__Instructions to follow__. Pictures do not belong in the copy, so please give every entry below again exactly.

[Dataset items]
## begin

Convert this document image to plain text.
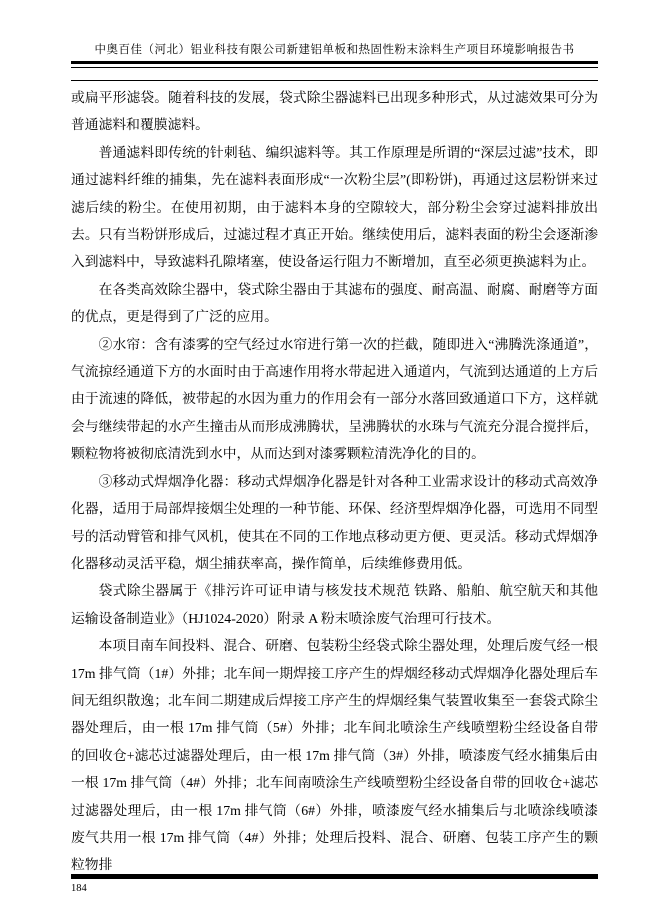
中奥百佳（河北）铝业科技有限公司新建铝单板和热固性粉末涂料生产项目环境影响报告书

或扁平形滤袋。随着科技的发展，袋式除尘器滤料已出现多种形式，从过滤效果可分为普通滤料和覆膜滤料。

普通滤料即传统的针刺毡、编织滤料等。其工作原理是所谓的“深层过滤”技术，即通过滤料纤维的捕集，先在滤料表面形成“一次粉尘层”(即粉饼)，再通过这层粉饼来过滤后续的粉尘。在使用初期，由于滤料本身的空隙较大，部分粉尘会穿过滤料排放出去。只有当粉饼形成后，过滤过程才真正开始。继续使用后，滤料表面的粉尘会逐渐渗入到滤料中，导致滤料孔隙堵塞，使设备运行阻力不断增加，直至必须更换滤料为止。

在各类高效除尘器中，袋式除尘器由于其滤布的强度、耐高温、耐腐、耐磨等方面的优点，更是得到了广泛的应用。

②水帘：含有漆雾的空气经过水帘进行第一次的拦截，随即进入“沸腾洗涤通道”，气流掠经通道下方的水面时由于高速作用将水带起进入通道内，气流到达通道的上方后由于流速的降低，被带起的水因为重力的作用会有一部分水落回致通道口下方，这样就会与继续带起的水产生撞击从而形成沸腾状，呈沸腾状的水珠与气流充分混合搅拌后，颗粒物将被彻底清洗到水中，从而达到对漆雾颗粒清洗净化的目的。

③移动式焊烟净化器：移动式焊烟净化器是针对各种工业需求设计的移动式高效净化器，适用于局部焊接烟尘处理的一种节能、环保、经济型焊烟净化器，可选用不同型号的活动臂管和排气风机，使其在不同的工作地点移动更方便、更灵活。移动式焊烟净化器移动灵活平稳，烟尘捕获率高，操作简单，后续维修费用低。

袋式除尘器属于《排污许可证申请与核发技术规范 铁路、船舶、航空航天和其他运输设备制造业》（HJ1024-2020）附录 A 粉末喷涂废气治理可行技术。

本项目南车间投料、混合、研磨、包装粉尘经袋式除尘器处理，处理后废气经一根 17m 排气筒（1#）外排；北车间一期焊接工序产生的焊烟经移动式焊烟净化器处理后车间无组织散逸；北车间二期建成后焊接工序产生的焊烟经集气装置收集至一套袋式除尘器处理后，由一根 17m 排气筒（5#）外排；北车间北喷涂生产线喷塑粉尘经设备自带的回收仓+滤芯过滤器处理后，由一根 17m 排气筒（3#）外排，喷漆废气经水捕集后由一根 17m 排气筒（4#）外排；北车间南喷涂生产线喷塑粉尘经设备自带的回收仓+滤芯过滤器处理后，由一根 17m 排气筒（6#）外排，喷漆废气经水捕集后与北喷涂线喷漆废气共用一根 17m 排气筒（4#）外排；处理后投料、混合、研磨、包装工序产生的颗粒物排

184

## end

__Result of this exercise__.
Convert this document image to plain text.
中奥百佳（河北）铝业科技有限公司新建铝单板和热固性粉末涂料生产项目环境影响报告书

或扁平形滤袋。随着科技的发展，袋式除尘器滤料已出现多种形式，从过滤效果可分为普通滤料和覆膜滤料。

普通滤料即传统的针刺毡、编织滤料等。其工作原理是所谓的“深层过滤”技术，即通过滤料纤维的捕集，先在滤料表面形成“一次粉尘层”(即粉饼)，再通过这层粉饼来过滤后续的粉尘。在使用初期，由于滤料本身的空隙较大，部分粉尘会穿过滤料排放出去。只有当粉饼形成后，过滤过程才真正开始。继续使用后，滤料表面的粉尘会逐渐渗入到滤料中，导致滤料孔隙堵塞，使设备运行阻力不断增加，直至必须更换滤料为止。

在各类高效除尘器中，袋式除尘器由于其滤布的强度、耐高温、耐腐、耐磨等方面的优点，更是得到了广泛的应用。

②水帘：含有漆雾的空气经过水帘进行第一次的拦截，随即进入“沸腾洗涤通道”，气流掠经通道下方的水面时由于高速作用将水带起进入通道内，气流到达通道的上方后由于流速的降低，被带起的水因为重力的作用会有一部分水落回致通道口下方，这样就会与继续带起的水产生撞击从而形成沸腾状，呈沸腾状的水珠与气流充分混合搅拌后，颗粒物将被彻底清洗到水中，从而达到对漆雾颗粒清洗净化的目的。

③移动式焊烟净化器：移动式焊烟净化器是针对各种工业需求设计的移动式高效净化器，适用于局部焊接烟尘处理的一种节能、环保、经济型焊烟净化器，可选用不同型号的活动臂管和排气风机，使其在不同的工作地点移动更方便、更灵活。移动式焊烟净化器移动灵活平稳，烟尘捕获率高，操作简单，后续维修费用低。

袋式除尘器属于《排污许可证申请与核发技术规范 铁路、船舶、航空航天和其他运输设备制造业》（HJ1024-2020）附录 A 粉末喷涂废气治理可行技术。

本项目南车间投料、混合、研磨、包装粉尘经袋式除尘器处理，处理后废气经一根 17m 排气筒（1#）外排；北车间一期焊接工序产生的焊烟经移动式焊烟净化器处理后车间无组织散逸；北车间二期建成后焊接工序产生的焊烟经集气装置收集至一套袋式除尘器处理后，由一根 17m 排气筒（5#）外排；北车间北喷涂生产线喷塑粉尘经设备自带的回收仓+滤芯过滤器处理后，由一根 17m 排气筒（3#）外排，喷漆废气经水捕集后由一根 17m 排气筒（4#）外排；北车间南喷涂生产线喷塑粉尘经设备自带的回收仓+滤芯过滤器处理后，由一根 17m 排气筒（6#）外排，喷漆废气经水捕集后与北喷涂线喷漆废气共用一根 17m 排气筒（4#）外排；处理后投料、混合、研磨、包装工序产生的颗粒物排

184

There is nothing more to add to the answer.